* Work to be completed
In full and without alteration, repeat the material.

* Dataset
══════════════════════════════
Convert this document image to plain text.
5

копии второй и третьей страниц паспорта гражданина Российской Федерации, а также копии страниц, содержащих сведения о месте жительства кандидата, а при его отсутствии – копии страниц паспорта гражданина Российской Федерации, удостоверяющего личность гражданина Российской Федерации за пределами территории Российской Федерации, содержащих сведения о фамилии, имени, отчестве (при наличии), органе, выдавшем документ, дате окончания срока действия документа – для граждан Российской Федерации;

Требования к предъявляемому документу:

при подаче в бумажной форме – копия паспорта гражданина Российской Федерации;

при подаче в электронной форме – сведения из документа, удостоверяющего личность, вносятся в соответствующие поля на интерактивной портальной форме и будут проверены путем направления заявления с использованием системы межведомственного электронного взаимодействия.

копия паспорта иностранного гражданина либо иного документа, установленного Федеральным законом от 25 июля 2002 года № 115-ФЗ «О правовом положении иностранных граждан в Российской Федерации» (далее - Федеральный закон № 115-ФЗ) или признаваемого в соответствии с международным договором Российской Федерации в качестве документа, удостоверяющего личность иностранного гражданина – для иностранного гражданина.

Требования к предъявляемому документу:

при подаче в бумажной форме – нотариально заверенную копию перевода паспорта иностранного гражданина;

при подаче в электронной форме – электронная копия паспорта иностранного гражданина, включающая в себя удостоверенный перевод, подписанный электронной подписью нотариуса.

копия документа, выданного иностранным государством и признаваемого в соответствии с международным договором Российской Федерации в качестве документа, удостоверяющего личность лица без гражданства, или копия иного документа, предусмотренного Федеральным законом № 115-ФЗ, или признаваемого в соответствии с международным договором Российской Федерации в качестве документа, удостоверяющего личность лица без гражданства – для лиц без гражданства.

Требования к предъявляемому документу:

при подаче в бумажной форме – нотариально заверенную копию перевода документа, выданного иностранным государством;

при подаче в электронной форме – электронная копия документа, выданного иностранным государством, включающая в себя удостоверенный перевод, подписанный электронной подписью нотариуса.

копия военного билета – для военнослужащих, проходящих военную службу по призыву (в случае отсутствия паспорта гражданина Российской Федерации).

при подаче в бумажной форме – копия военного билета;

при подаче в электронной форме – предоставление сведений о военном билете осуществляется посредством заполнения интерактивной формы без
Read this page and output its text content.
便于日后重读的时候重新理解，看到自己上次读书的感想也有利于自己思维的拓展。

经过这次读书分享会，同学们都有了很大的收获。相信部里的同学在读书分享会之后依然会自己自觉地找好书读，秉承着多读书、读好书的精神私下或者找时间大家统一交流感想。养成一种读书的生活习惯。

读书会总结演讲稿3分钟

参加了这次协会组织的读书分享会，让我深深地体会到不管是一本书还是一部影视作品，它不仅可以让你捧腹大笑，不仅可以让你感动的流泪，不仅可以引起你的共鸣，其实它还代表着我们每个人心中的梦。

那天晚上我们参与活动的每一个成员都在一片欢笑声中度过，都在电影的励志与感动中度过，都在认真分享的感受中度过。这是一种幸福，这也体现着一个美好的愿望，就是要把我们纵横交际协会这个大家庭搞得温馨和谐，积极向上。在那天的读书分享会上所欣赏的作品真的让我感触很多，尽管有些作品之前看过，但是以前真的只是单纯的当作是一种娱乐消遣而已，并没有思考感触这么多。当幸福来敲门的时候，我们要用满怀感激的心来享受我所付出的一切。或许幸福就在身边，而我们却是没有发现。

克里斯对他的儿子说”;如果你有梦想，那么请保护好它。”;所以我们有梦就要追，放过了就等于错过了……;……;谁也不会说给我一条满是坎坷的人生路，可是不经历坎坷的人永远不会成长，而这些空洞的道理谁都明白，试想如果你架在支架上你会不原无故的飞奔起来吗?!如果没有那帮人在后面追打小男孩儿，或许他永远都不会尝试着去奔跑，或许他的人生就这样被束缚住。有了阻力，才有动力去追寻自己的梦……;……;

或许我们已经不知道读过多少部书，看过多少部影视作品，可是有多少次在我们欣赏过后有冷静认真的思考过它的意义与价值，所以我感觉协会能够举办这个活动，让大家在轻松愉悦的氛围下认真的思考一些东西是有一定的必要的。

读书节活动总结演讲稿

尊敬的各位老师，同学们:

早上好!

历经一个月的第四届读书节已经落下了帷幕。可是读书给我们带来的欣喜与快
══════════════════════════════
* Answer for the task
Convert this document image to plain text.
5

копии второй и третьей страниц паспорта гражданина Российской Федерации, а также копии страниц, содержащих сведения о месте жительства кандидата, а при его отсутствии – копии страниц паспорта гражданина Российской Федерации, удостоверяющего личность гражданина Российской Федерации за пределами территории Российской Федерации, содержащих сведения о фамилии, имени, отчестве (при наличии), органе, выдавшем документ, дате окончания срока действия документа – для граждан Российской Федерации;

Требования к предъявляемому документу:

при подаче в бумажной форме – копия паспорта гражданина Российской Федерации;

при подаче в электронной форме – сведения из документа, удостоверяющего личность, вносятся в соответствующие поля на интерактивной портальной форме и будут проверены путем направления заявления с использованием системы межведомственного электронного взаимодействия.

копия паспорта иностранного гражданина либо иного документа, установленного Федеральным законом от 25 июля 2002 года № 115-ФЗ «О правовом положении иностранных граждан в Российской Федерации» (далее - Федеральный закон № 115-ФЗ) или признаваемого в соответствии с международным договором Российской Федерации в качестве документа, удостоверяющего личность иностранного гражданина – для иностранного гражданина.

Требования к предъявляемому документу:

при подаче в бумажной форме – нотариально заверенную копию перевода паспорта иностранного гражданина;

при подаче в электронной форме – электронная копия паспорта иностранного гражданина, включающая в себя удостоверенный перевод, подписанный электронной подписью нотариуса.

копия документа, выданного иностранным государством и признаваемого в соответствии с международным договором Российской Федерации в качестве документа, удостоверяющего личность лица без гражданства, или копия иного документа, предусмотренного Федеральным законом № 115-ФЗ, или признаваемого в соответствии с международным договором Российской Федерации в качестве документа, удостоверяющего личность лица без гражданства – для лиц без гражданства.

Требования к предъявляемому документу:

при подаче в бумажной форме – нотариально заверенную копию перевода документа, выданного иностранным государством;

при подаче в электронной форме – электронная копия документа, выданного иностранным государством, включающая в себя удостоверенный перевод, подписанный электронной подписью нотариуса.

копия военного билета – для военнослужащих, проходящих военную службу по призыву (в случае отсутствия паспорта гражданина Российской Федерации).

при подаче в бумажной форме – копия военного билета;

при подаче в электронной форме – предоставление сведений о военном билете осуществляется посредством заполнения интерактивной формы без
Read this page and output its text content.
便于日后重读的时候重新理解，看到自己上次读书的感想也有利于自己思维的拓展。

经过这次读书分享会，同学们都有了很大的收获。相信部里的同学在读书分享会之后依然会自己自觉地找好书读，秉承着多读书、读好书的精神私下或者找时间大家统一交流感想。养成一种读书的生活习惯。

读书会总结演讲稿3分钟

参加了这次协会组织的读书分享会，让我深深地体会到不管是一本书还是一部影视作品，它不仅可以让你捧腹大笑，不仅可以让你感动的流泪，不仅可以引起你的共鸣，其实它还代表着我们每个人心中的梦。

那天晚上我们参与活动的每一个成员都在一片欢笑声中度过，都在电影的励志与感动中度过，都在认真分享的感受中度过。这是一种幸福，这也体现着一个美好的愿望，就是要把我们纵横交际协会这个大家庭搞得温馨和谐，积极向上。在那天的读书分享会上所欣赏的作品真的让我感触很多，尽管有些作品之前看过，但是以前真的只是单纯的当作是一种娱乐消遣而已，并没有思考感触这么多。当幸福来敲门的时候，我们要用满怀感激的心来享受我所付出的一切。或许幸福就在身边，而我们却是没有发现。

克里斯对他的儿子说”;如果你有梦想，那么请保护好它。”;所以我们有梦就要追，放过了就等于错过了……;……;谁也不会说给我一条满是坎坷的人生路，可是不经历坎坷的人永远不会成长，而这些空洞的道理谁都明白，试想如果你架在支架上你会不原无故的飞奔起来吗?!如果没有那帮人在后面追打小男孩儿，或许他永远都不会尝试着去奔跑，或许他的人生就这样被束缚住。有了阻力，才有动力去追寻自己的梦……;……;

或许我们已经不知道读过多少部书，看过多少部影视作品，可是有多少次在我们欣赏过后有冷静认真的思考过它的意义与价值，所以我感觉协会能够举办这个活动，让大家在轻松愉悦的氛围下认真的思考一些东西是有一定的必要的。

读书节活动总结演讲稿

尊敬的各位老师，同学们:

早上好!

历经一个月的第四届读书节已经落下了帷幕。可是读书给我们带来的欣喜与快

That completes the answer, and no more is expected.